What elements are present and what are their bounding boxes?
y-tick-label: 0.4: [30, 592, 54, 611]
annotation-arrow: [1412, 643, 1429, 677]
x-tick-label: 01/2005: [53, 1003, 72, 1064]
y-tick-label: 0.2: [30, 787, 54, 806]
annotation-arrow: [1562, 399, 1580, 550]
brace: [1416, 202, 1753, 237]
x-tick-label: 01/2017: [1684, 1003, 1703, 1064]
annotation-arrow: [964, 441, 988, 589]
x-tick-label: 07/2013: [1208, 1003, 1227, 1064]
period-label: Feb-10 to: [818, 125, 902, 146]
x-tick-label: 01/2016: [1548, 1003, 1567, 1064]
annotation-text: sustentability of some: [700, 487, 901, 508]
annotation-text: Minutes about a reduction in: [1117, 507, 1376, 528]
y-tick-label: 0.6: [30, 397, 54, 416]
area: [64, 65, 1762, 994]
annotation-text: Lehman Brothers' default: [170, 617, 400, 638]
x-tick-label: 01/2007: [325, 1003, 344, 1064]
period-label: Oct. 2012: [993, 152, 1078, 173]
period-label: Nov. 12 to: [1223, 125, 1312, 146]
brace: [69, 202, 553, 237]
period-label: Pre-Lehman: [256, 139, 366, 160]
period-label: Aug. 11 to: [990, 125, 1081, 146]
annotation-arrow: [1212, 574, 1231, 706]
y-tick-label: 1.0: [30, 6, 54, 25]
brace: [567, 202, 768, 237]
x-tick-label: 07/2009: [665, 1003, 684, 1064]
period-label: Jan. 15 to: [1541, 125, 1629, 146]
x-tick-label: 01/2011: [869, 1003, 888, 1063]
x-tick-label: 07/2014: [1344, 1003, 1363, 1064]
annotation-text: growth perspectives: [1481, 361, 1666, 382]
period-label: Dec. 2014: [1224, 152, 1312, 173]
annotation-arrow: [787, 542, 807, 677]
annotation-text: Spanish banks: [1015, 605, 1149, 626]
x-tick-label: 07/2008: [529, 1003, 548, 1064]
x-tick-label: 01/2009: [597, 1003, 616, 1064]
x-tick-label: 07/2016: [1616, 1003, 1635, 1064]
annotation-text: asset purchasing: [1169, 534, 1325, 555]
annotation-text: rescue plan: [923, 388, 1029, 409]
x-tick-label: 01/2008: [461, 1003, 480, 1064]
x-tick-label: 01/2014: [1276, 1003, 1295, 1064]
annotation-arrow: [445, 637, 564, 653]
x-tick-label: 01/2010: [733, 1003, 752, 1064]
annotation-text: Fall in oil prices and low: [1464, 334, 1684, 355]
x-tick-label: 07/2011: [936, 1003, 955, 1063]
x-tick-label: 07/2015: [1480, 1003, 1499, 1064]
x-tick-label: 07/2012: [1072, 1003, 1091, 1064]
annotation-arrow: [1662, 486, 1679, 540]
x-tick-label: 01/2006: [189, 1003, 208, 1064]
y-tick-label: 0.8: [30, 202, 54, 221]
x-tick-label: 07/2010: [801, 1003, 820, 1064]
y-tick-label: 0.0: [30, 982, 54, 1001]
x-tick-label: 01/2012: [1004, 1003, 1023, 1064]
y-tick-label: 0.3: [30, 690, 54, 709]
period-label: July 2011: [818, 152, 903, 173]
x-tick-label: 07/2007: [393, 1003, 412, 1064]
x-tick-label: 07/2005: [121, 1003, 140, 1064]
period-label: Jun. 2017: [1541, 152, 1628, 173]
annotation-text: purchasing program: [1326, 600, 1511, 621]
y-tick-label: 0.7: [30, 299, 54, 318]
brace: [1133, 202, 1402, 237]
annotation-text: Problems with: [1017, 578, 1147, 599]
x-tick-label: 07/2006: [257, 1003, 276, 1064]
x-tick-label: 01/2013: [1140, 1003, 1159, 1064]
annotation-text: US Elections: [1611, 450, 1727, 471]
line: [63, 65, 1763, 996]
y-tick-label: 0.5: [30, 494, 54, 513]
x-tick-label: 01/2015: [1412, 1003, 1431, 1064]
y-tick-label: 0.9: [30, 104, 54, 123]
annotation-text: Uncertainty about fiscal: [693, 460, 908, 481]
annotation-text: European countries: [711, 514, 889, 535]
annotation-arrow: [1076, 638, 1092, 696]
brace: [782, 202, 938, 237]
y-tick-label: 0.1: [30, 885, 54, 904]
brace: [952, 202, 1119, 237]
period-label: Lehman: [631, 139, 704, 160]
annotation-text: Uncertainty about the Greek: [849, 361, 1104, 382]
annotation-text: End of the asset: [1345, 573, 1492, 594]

○ ○ ○ ○ ○ ○ ○

Return every one of the lines above word for word, with nothing left out or changed.

Worked answer:
What elements are present and what are their bounding boxes?
y-tick-label: 0.4: [30, 592, 54, 611]
annotation-arrow: [1412, 643, 1429, 677]
x-tick-label: 01/2005: [53, 1003, 72, 1064]
y-tick-label: 0.2: [30, 787, 54, 806]
annotation-arrow: [1562, 399, 1580, 550]
brace: [1416, 202, 1753, 237]
x-tick-label: 01/2017: [1684, 1003, 1703, 1064]
annotation-arrow: [964, 441, 988, 589]
x-tick-label: 07/2013: [1208, 1003, 1227, 1064]
period-label: Feb-10 to: [818, 125, 902, 146]
x-tick-label: 01/2016: [1548, 1003, 1567, 1064]
annotation-text: sustentability of some: [700, 487, 901, 508]
annotation-text: Minutes about a reduction in: [1117, 507, 1376, 528]
y-tick-label: 0.6: [30, 397, 54, 416]
area: [64, 65, 1762, 994]
annotation-text: Lehman Brothers' default: [170, 617, 400, 638]
x-tick-label: 01/2007: [325, 1003, 344, 1064]
period-label: Oct. 2012: [993, 152, 1078, 173]
period-label: Nov. 12 to: [1223, 125, 1312, 146]
brace: [69, 202, 553, 237]
period-label: Pre-Lehman: [256, 139, 366, 160]
period-label: Aug. 11 to: [990, 125, 1081, 146]
annotation-arrow: [1212, 574, 1231, 706]
y-tick-label: 1.0: [30, 6, 54, 25]
brace: [567, 202, 768, 237]
x-tick-label: 07/2009: [665, 1003, 684, 1064]
period-label: Jan. 15 to: [1541, 125, 1629, 146]
x-tick-label: 01/2011: [869, 1003, 888, 1063]
x-tick-label: 07/2014: [1344, 1003, 1363, 1064]
annotation-text: growth perspectives: [1481, 361, 1666, 382]
period-label: Dec. 2014: [1224, 152, 1312, 173]
annotation-arrow: [787, 542, 807, 677]
annotation-text: Spanish banks: [1015, 605, 1149, 626]
x-tick-label: 07/2008: [529, 1003, 548, 1064]
x-tick-label: 01/2009: [597, 1003, 616, 1064]
x-tick-label: 07/2016: [1616, 1003, 1635, 1064]
annotation-text: asset purchasing: [1169, 534, 1325, 555]
annotation-text: rescue plan: [923, 388, 1029, 409]
x-tick-label: 01/2008: [461, 1003, 480, 1064]
x-tick-label: 01/2014: [1276, 1003, 1295, 1064]
annotation-arrow: [445, 637, 564, 653]
x-tick-label: 01/2010: [733, 1003, 752, 1064]
annotation-text: Fall in oil prices and low: [1464, 334, 1684, 355]
x-tick-label: 07/2011: [936, 1003, 955, 1063]
x-tick-label: 07/2015: [1480, 1003, 1499, 1064]
x-tick-label: 07/2012: [1072, 1003, 1091, 1064]
annotation-arrow: [1662, 486, 1679, 540]
x-tick-label: 01/2006: [189, 1003, 208, 1064]
y-tick-label: 0.8: [30, 202, 54, 221]
x-tick-label: 07/2010: [801, 1003, 820, 1064]
y-tick-label: 0.0: [30, 982, 54, 1001]
x-tick-label: 01/2012: [1004, 1003, 1023, 1064]
y-tick-label: 0.3: [30, 690, 54, 709]
period-label: July 2011: [818, 152, 903, 173]
x-tick-label: 07/2007: [393, 1003, 412, 1064]
x-tick-label: 07/2005: [121, 1003, 140, 1064]
period-label: Jun. 2017: [1541, 152, 1628, 173]
annotation-text: purchasing program: [1326, 600, 1511, 621]
y-tick-label: 0.7: [30, 299, 54, 318]
brace: [1133, 202, 1402, 237]
annotation-text: Problems with: [1017, 578, 1147, 599]
x-tick-label: 07/2006: [257, 1003, 276, 1064]
x-tick-label: 01/2013: [1140, 1003, 1159, 1064]
annotation-text: US Elections: [1611, 450, 1727, 471]
line: [63, 65, 1763, 996]
y-tick-label: 0.5: [30, 494, 54, 513]
x-tick-label: 01/2015: [1412, 1003, 1431, 1064]
y-tick-label: 0.9: [30, 104, 54, 123]
annotation-text: Uncertainty about fiscal: [693, 460, 908, 481]
annotation-text: European countries: [711, 514, 889, 535]
annotation-arrow: [1076, 638, 1092, 696]
brace: [782, 202, 938, 237]
y-tick-label: 0.1: [30, 885, 54, 904]
brace: [952, 202, 1119, 237]
period-label: Lehman: [631, 139, 704, 160]
annotation-text: Uncertainty about the Greek: [849, 361, 1104, 382]
annotation-text: End of the asset: [1345, 573, 1492, 594]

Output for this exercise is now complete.